# Aim of the task
Copy out the data below as written; omit any images.

[Data listing]
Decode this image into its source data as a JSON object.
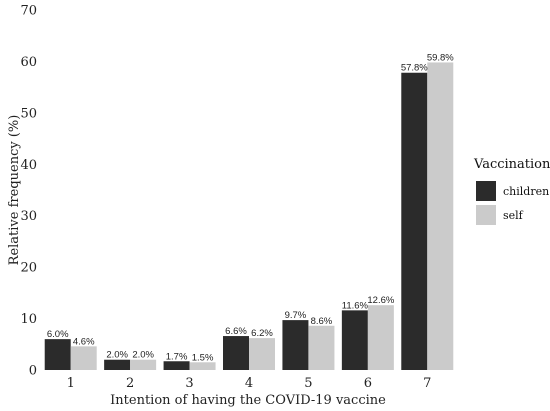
{
  "chart_data": {
    "type": "bar",
    "title": "",
    "xlabel": "Intention of having the COVID-19 vaccine",
    "ylabel": "Relative frequency (%)",
    "ylim": [
      0,
      70
    ],
    "yticks": [
      0,
      10,
      20,
      30,
      40,
      50,
      60,
      70
    ],
    "categories": [
      "1",
      "2",
      "3",
      "4",
      "5",
      "6",
      "7"
    ],
    "grid": false,
    "legend": {
      "title": "Vaccination",
      "position": "right"
    },
    "series": [
      {
        "name": "children",
        "color": "#2b2b2b",
        "values": [
          6.0,
          2.0,
          1.7,
          6.6,
          9.7,
          11.6,
          57.8
        ],
        "labels": [
          "6.0%",
          "2.0%",
          "1.7%",
          "6.6%",
          "9.7%",
          "11.6%",
          "57.8%"
        ]
      },
      {
        "name": "self",
        "color": "#cbcbcb",
        "values": [
          4.6,
          2.0,
          1.5,
          6.2,
          8.6,
          12.6,
          59.8
        ],
        "labels": [
          "4.6%",
          "2.0%",
          "1.5%",
          "6.2%",
          "8.6%",
          "12.6%",
          "59.8%"
        ]
      }
    ]
  }
}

# Result for this task
Decode this image into its source data as a JSON object.
{
  "chart_data": {
    "type": "bar",
    "title": "",
    "xlabel": "Intention of having the COVID-19 vaccine",
    "ylabel": "Relative frequency (%)",
    "ylim": [
      0,
      70
    ],
    "yticks": [
      0,
      10,
      20,
      30,
      40,
      50,
      60,
      70
    ],
    "categories": [
      "1",
      "2",
      "3",
      "4",
      "5",
      "6",
      "7"
    ],
    "grid": false,
    "legend": {
      "title": "Vaccination",
      "position": "right"
    },
    "series": [
      {
        "name": "children",
        "color": "#2b2b2b",
        "values": [
          6.0,
          2.0,
          1.7,
          6.6,
          9.7,
          11.6,
          57.8
        ],
        "labels": [
          "6.0%",
          "2.0%",
          "1.7%",
          "6.6%",
          "9.7%",
          "11.6%",
          "57.8%"
        ]
      },
      {
        "name": "self",
        "color": "#cbcbcb",
        "values": [
          4.6,
          2.0,
          1.5,
          6.2,
          8.6,
          12.6,
          59.8
        ],
        "labels": [
          "4.6%",
          "2.0%",
          "1.5%",
          "6.2%",
          "8.6%",
          "12.6%",
          "59.8%"
        ]
      }
    ]
  }
}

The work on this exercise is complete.